## START

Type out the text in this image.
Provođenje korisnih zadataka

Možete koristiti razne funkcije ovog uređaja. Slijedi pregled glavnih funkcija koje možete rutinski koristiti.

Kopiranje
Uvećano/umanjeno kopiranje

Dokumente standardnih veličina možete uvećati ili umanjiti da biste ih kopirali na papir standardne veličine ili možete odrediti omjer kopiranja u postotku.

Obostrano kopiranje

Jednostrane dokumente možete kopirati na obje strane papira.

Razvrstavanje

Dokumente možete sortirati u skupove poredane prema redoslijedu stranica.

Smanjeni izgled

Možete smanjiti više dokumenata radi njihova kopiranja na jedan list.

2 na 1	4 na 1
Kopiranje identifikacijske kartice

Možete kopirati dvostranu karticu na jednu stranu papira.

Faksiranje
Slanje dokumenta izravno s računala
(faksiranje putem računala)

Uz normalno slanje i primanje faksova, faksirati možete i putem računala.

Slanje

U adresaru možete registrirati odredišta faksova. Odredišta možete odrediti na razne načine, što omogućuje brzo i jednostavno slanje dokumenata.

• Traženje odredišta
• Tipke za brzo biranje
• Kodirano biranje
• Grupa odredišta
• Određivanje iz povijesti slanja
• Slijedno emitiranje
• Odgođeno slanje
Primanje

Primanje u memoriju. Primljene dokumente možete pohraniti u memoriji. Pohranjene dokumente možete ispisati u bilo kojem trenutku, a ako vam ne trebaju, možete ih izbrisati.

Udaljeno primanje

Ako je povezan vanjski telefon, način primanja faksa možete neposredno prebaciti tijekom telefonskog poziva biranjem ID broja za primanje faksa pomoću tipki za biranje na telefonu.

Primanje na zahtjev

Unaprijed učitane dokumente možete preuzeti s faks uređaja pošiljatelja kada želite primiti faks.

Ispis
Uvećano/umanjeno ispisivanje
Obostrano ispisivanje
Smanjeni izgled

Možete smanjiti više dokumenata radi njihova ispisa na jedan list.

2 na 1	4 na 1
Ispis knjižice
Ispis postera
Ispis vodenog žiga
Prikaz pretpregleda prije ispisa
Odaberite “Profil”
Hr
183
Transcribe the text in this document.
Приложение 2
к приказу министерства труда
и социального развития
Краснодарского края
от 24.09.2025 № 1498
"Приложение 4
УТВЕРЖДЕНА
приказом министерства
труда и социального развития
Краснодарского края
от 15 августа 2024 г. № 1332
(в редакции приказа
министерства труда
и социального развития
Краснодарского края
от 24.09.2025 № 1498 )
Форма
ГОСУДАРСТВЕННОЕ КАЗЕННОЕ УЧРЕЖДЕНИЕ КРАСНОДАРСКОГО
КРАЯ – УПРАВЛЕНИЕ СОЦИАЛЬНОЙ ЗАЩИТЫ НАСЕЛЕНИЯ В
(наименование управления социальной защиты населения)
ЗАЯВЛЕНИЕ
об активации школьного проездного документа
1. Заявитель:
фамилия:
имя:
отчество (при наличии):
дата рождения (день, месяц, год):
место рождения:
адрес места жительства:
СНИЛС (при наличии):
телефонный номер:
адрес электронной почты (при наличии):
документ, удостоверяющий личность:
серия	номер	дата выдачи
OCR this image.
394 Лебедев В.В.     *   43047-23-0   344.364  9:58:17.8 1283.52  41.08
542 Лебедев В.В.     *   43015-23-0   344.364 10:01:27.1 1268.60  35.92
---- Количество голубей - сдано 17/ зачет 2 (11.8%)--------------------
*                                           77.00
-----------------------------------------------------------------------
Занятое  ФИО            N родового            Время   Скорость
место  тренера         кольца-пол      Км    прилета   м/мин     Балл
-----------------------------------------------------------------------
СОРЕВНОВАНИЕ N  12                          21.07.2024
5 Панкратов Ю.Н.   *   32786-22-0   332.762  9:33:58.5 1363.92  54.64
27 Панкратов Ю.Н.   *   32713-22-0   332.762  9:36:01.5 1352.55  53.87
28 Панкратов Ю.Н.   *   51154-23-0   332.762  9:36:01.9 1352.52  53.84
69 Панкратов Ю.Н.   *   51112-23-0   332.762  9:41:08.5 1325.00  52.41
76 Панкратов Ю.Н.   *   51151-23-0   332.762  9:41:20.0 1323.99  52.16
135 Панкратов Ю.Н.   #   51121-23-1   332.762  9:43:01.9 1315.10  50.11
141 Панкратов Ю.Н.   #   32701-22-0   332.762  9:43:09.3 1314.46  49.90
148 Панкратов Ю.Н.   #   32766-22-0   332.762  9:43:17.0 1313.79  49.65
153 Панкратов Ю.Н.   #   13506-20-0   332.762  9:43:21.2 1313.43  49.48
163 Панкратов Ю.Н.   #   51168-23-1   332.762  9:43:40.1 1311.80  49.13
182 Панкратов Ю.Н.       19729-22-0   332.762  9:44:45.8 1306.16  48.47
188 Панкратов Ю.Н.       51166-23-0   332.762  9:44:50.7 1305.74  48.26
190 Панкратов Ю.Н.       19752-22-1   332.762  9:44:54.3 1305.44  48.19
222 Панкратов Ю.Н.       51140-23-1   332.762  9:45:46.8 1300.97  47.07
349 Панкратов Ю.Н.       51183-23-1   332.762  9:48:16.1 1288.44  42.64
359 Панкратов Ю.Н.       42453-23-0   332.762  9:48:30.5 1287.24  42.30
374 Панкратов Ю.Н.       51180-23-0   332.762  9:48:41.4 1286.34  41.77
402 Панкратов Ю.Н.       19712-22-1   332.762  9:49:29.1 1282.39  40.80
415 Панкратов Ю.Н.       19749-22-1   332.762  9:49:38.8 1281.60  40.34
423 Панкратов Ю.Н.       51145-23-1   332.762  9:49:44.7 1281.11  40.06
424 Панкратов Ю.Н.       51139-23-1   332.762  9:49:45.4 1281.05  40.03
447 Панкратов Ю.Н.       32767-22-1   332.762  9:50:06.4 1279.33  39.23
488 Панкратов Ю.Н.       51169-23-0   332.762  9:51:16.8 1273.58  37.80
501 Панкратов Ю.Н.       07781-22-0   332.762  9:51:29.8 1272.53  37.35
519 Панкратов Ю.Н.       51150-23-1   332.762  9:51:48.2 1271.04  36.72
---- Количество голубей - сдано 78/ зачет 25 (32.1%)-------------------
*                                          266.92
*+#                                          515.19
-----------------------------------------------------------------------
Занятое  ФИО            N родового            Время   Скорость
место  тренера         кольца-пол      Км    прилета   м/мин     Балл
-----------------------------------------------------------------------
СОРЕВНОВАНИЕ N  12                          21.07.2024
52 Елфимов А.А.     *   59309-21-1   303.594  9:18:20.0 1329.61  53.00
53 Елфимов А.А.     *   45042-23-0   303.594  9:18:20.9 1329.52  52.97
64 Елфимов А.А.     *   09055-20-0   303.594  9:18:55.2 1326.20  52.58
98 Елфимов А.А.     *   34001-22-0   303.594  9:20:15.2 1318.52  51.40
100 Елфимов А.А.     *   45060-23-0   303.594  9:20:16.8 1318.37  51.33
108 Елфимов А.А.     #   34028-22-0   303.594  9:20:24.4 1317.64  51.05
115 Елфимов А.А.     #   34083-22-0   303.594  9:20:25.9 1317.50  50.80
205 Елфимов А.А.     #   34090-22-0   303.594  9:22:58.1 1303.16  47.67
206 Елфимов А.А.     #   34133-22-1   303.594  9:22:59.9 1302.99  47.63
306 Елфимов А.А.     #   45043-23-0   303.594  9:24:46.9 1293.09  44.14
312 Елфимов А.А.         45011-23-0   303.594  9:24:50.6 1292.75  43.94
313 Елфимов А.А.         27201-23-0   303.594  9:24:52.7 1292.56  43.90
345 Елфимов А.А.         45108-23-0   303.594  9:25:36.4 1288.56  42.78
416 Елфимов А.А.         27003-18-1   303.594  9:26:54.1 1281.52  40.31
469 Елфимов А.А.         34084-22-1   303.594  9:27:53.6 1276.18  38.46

## END

GOAL =
Print the whole listing exactly as it is.

EXERCISE SOLUTION =
Type out the text in this image.
Provođenje korisnih zadataka

Možete koristiti razne funkcije ovog uređaja. Slijedi pregled glavnih funkcija koje možete rutinski koristiti.

Kopiranje
Uvećano/umanjeno kopiranje

Dokumente standardnih veličina možete uvećati ili umanjiti da biste ih kopirali na papir standardne veličine ili možete odrediti omjer kopiranja u postotku.

Obostrano kopiranje

Jednostrane dokumente možete kopirati na obje strane papira.

Razvrstavanje

Dokumente možete sortirati u skupove poredane prema redoslijedu stranica.

Smanjeni izgled

Možete smanjiti više dokumenata radi njihova kopiranja na jedan list.

2 na 1	4 na 1
Kopiranje identifikacijske kartice

Možete kopirati dvostranu karticu na jednu stranu papira.

Faksiranje
Slanje dokumenta izravno s računala
(faksiranje putem računala)

Uz normalno slanje i primanje faksova, faksirati možete i putem računala.

Slanje

U adresaru možete registrirati odredišta faksova. Odredišta možete odrediti na razne načine, što omogućuje brzo i jednostavno slanje dokumenata.

• Traženje odredišta
• Tipke za brzo biranje
• Kodirano biranje
• Grupa odredišta
• Određivanje iz povijesti slanja
• Slijedno emitiranje
• Odgođeno slanje
Primanje

Primanje u memoriju. Primljene dokumente možete pohraniti u memoriji. Pohranjene dokumente možete ispisati u bilo kojem trenutku, a ako vam ne trebaju, možete ih izbrisati.

Udaljeno primanje

Ako je povezan vanjski telefon, način primanja faksa možete neposredno prebaciti tijekom telefonskog poziva biranjem ID broja za primanje faksa pomoću tipki za biranje na telefonu.

Primanje na zahtjev

Unaprijed učitane dokumente možete preuzeti s faks uređaja pošiljatelja kada želite primiti faks.

Ispis
Uvećano/umanjeno ispisivanje
Obostrano ispisivanje
Smanjeni izgled

Možete smanjiti više dokumenata radi njihova ispisa na jedan list.

2 na 1	4 na 1
Ispis knjižice
Ispis postera
Ispis vodenog žiga
Prikaz pretpregleda prije ispisa
Odaberite “Profil”
Hr
183
Transcribe the text in this document.
Приложение 2
к приказу министерства труда
и социального развития
Краснодарского края
от 24.09.2025 № 1498
"Приложение 4
УТВЕРЖДЕНА
приказом министерства
труда и социального развития
Краснодарского края
от 15 августа 2024 г. № 1332
(в редакции приказа
министерства труда
и социального развития
Краснодарского края
от 24.09.2025 № 1498 )
Форма
ГОСУДАРСТВЕННОЕ КАЗЕННОЕ УЧРЕЖДЕНИЕ КРАСНОДАРСКОГО
КРАЯ – УПРАВЛЕНИЕ СОЦИАЛЬНОЙ ЗАЩИТЫ НАСЕЛЕНИЯ В
(наименование управления социальной защиты населения)
ЗАЯВЛЕНИЕ
об активации школьного проездного документа
1. Заявитель:
фамилия:
имя:
отчество (при наличии):
дата рождения (день, месяц, год):
место рождения:
адрес места жительства:
СНИЛС (при наличии):
телефонный номер:
адрес электронной почты (при наличии):
документ, удостоверяющий личность:
серия	номер	дата выдачи
OCR this image.
394 Лебедев В.В.     *   43047-23-0   344.364  9:58:17.8 1283.52  41.08
542 Лебедев В.В.     *   43015-23-0   344.364 10:01:27.1 1268.60  35.92
---- Количество голубей - сдано 17/ зачет 2 (11.8%)--------------------
*                                           77.00
-----------------------------------------------------------------------
Занятое  ФИО            N родового            Время   Скорость
место  тренера         кольца-пол      Км    прилета   м/мин     Балл
-----------------------------------------------------------------------
СОРЕВНОВАНИЕ N  12                          21.07.2024
5 Панкратов Ю.Н.   *   32786-22-0   332.762  9:33:58.5 1363.92  54.64
27 Панкратов Ю.Н.   *   32713-22-0   332.762  9:36:01.5 1352.55  53.87
28 Панкратов Ю.Н.   *   51154-23-0   332.762  9:36:01.9 1352.52  53.84
69 Панкратов Ю.Н.   *   51112-23-0   332.762  9:41:08.5 1325.00  52.41
76 Панкратов Ю.Н.   *   51151-23-0   332.762  9:41:20.0 1323.99  52.16
135 Панкратов Ю.Н.   #   51121-23-1   332.762  9:43:01.9 1315.10  50.11
141 Панкратов Ю.Н.   #   32701-22-0   332.762  9:43:09.3 1314.46  49.90
148 Панкратов Ю.Н.   #   32766-22-0   332.762  9:43:17.0 1313.79  49.65
153 Панкратов Ю.Н.   #   13506-20-0   332.762  9:43:21.2 1313.43  49.48
163 Панкратов Ю.Н.   #   51168-23-1   332.762  9:43:40.1 1311.80  49.13
182 Панкратов Ю.Н.       19729-22-0   332.762  9:44:45.8 1306.16  48.47
188 Панкратов Ю.Н.       51166-23-0   332.762  9:44:50.7 1305.74  48.26
190 Панкратов Ю.Н.       19752-22-1   332.762  9:44:54.3 1305.44  48.19
222 Панкратов Ю.Н.       51140-23-1   332.762  9:45:46.8 1300.97  47.07
349 Панкратов Ю.Н.       51183-23-1   332.762  9:48:16.1 1288.44  42.64
359 Панкратов Ю.Н.       42453-23-0   332.762  9:48:30.5 1287.24  42.30
374 Панкратов Ю.Н.       51180-23-0   332.762  9:48:41.4 1286.34  41.77
402 Панкратов Ю.Н.       19712-22-1   332.762  9:49:29.1 1282.39  40.80
415 Панкратов Ю.Н.       19749-22-1   332.762  9:49:38.8 1281.60  40.34
423 Панкратов Ю.Н.       51145-23-1   332.762  9:49:44.7 1281.11  40.06
424 Панкратов Ю.Н.       51139-23-1   332.762  9:49:45.4 1281.05  40.03
447 Панкратов Ю.Н.       32767-22-1   332.762  9:50:06.4 1279.33  39.23
488 Панкратов Ю.Н.       51169-23-0   332.762  9:51:16.8 1273.58  37.80
501 Панкратов Ю.Н.       07781-22-0   332.762  9:51:29.8 1272.53  37.35
519 Панкратов Ю.Н.       51150-23-1   332.762  9:51:48.2 1271.04  36.72
---- Количество голубей - сдано 78/ зачет 25 (32.1%)-------------------
*                                          266.92
*+#                                          515.19
-----------------------------------------------------------------------
Занятое  ФИО            N родового            Время   Скорость
место  тренера         кольца-пол      Км    прилета   м/мин     Балл
-----------------------------------------------------------------------
СОРЕВНОВАНИЕ N  12                          21.07.2024
52 Елфимов А.А.     *   59309-21-1   303.594  9:18:20.0 1329.61  53.00
53 Елфимов А.А.     *   45042-23-0   303.594  9:18:20.9 1329.52  52.97
64 Елфимов А.А.     *   09055-20-0   303.594  9:18:55.2 1326.20  52.58
98 Елфимов А.А.     *   34001-22-0   303.594  9:20:15.2 1318.52  51.40
100 Елфимов А.А.     *   45060-23-0   303.594  9:20:16.8 1318.37  51.33
108 Елфимов А.А.     #   34028-22-0   303.594  9:20:24.4 1317.64  51.05
115 Елфимов А.А.     #   34083-22-0   303.594  9:20:25.9 1317.50  50.80
205 Елфимов А.А.     #   34090-22-0   303.594  9:22:58.1 1303.16  47.67
206 Елфимов А.А.     #   34133-22-1   303.594  9:22:59.9 1302.99  47.63
306 Елфимов А.А.     #   45043-23-0   303.594  9:24:46.9 1293.09  44.14
312 Елфимов А.А.         45011-23-0   303.594  9:24:50.6 1292.75  43.94
313 Елфимов А.А.         27201-23-0   303.594  9:24:52.7 1292.56  43.90
345 Елфимов А.А.         45108-23-0   303.594  9:25:36.4 1288.56  42.78
416 Елфимов А.А.         27003-18-1   303.594  9:26:54.1 1281.52  40.31
469 Елфимов А.А.         34084-22-1   303.594  9:27:53.6 1276.18  38.46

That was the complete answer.